• _What the exercise asks_
Please continue the passage on Treasury market strain and possible buybacks, starting after its last sentence.

Treasury yields jumped as stocks cratered on Wednesday, reversing their typical correlation. Realized volatility has jumped to the highest level since euro-area breakup concerns and the financial crisis, causing dealers to widen their bid-offer spreads and limiting their ability to transfer risk.
A 30-year Treasury bond issued just nine months ago has underperformed the most-recently issued bond by five basis points over the past week, according to JPMorgan. The newest Treasuries, known as on-the-runs, “are displaying a premium relative to off-the-runs that we have not observed since the taper tantrum in 2013, and the financial crisis in 2008,” Barry wrote.
Bank of America estimates that the U.S. Treasury would have to spend $50 billion to $100 billion to stabilize conditions and foster more orderly market making, and predicted that it would “signal that these buyback operations are being done to promote market functioning and will remain open ended until more orderly market conditions prevail.”
Bank of America predicted Treasury would issue short-term bills to finance buybacks. Wall Street has been grappling with a shortage of T-bills as the Treasury cuts supply in response to tax season and the Federal Reserve buys bills to boost reserves.
Alternatively, Jefferies strategists Thomas Simons and Ward McCarthy said in a report that Treasury could “start a buyback program immediately with available cash and fund it going forward with increased issuance.”

(Stored items)
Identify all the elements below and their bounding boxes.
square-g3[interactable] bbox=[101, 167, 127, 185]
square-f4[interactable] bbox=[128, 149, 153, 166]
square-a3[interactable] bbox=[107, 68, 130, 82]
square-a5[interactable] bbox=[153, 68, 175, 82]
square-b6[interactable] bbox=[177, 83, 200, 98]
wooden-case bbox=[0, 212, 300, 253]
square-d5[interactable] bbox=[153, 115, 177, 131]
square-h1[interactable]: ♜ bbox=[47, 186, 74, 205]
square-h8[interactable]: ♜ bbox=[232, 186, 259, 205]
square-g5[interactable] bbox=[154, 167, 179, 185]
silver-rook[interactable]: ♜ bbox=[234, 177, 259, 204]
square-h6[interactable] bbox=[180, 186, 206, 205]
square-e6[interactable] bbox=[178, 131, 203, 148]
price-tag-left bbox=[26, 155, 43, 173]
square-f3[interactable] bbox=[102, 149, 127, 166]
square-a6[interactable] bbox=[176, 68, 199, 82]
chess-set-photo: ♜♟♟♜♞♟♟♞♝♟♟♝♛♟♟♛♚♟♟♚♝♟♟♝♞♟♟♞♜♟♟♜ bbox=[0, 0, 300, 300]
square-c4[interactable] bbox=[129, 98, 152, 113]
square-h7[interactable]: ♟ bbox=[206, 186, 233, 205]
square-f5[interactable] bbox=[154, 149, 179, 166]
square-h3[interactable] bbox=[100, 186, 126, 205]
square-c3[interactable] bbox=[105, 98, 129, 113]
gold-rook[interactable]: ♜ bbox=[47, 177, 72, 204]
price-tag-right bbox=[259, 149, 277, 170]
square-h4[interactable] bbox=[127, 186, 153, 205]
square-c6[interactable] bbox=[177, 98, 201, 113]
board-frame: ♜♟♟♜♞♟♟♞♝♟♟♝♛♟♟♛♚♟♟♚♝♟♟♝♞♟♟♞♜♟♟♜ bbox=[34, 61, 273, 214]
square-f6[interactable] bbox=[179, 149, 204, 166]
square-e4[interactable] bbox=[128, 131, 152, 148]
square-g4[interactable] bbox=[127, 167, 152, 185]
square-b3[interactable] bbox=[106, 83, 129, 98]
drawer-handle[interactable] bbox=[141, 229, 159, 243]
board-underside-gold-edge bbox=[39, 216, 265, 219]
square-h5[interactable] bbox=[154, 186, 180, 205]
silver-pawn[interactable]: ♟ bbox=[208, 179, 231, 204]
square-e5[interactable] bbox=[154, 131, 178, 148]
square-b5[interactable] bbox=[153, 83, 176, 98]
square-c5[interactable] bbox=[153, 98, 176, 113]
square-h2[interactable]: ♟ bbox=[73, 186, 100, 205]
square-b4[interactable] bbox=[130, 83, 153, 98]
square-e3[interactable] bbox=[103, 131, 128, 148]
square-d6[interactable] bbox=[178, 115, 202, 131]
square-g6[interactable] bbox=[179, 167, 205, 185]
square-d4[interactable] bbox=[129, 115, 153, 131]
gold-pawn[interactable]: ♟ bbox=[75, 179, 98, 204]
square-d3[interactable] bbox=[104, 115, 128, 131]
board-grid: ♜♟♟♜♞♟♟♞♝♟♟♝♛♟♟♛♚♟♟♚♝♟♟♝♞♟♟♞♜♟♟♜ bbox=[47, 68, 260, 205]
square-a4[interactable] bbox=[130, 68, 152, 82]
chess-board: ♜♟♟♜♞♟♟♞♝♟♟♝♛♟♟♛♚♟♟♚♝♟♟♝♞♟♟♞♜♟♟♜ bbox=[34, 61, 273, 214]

• _Exercise answer_
The Treasury conducted buybacks regularly from 2000 to 2002 after the federal government started running small surpluses a few year prior that alleviated the need to issue debt. To maintain its access to the market, the department continued to sell new notes and bonds, and used the proceeds to pay down debt accumulated in previous years. Deficits have since returned, with the current year gap projected to reach $1 trillion, rendering such operations unnecessary.
Through those reverse auctions, the Treasury bought back $68 billion of debt with remaining maturities of 10 years or longer and at coupons as high as 14%, according to Deutsche Bank AG strategist Steven Zeng. Zeng in January advocated for buybacks to allow Treasury to issue 20-year bonds without having to reduce its auctions of other products.
Since 2014, the department has conducted small-scale debt buybacks to test operational readiness in case they were needed in the future.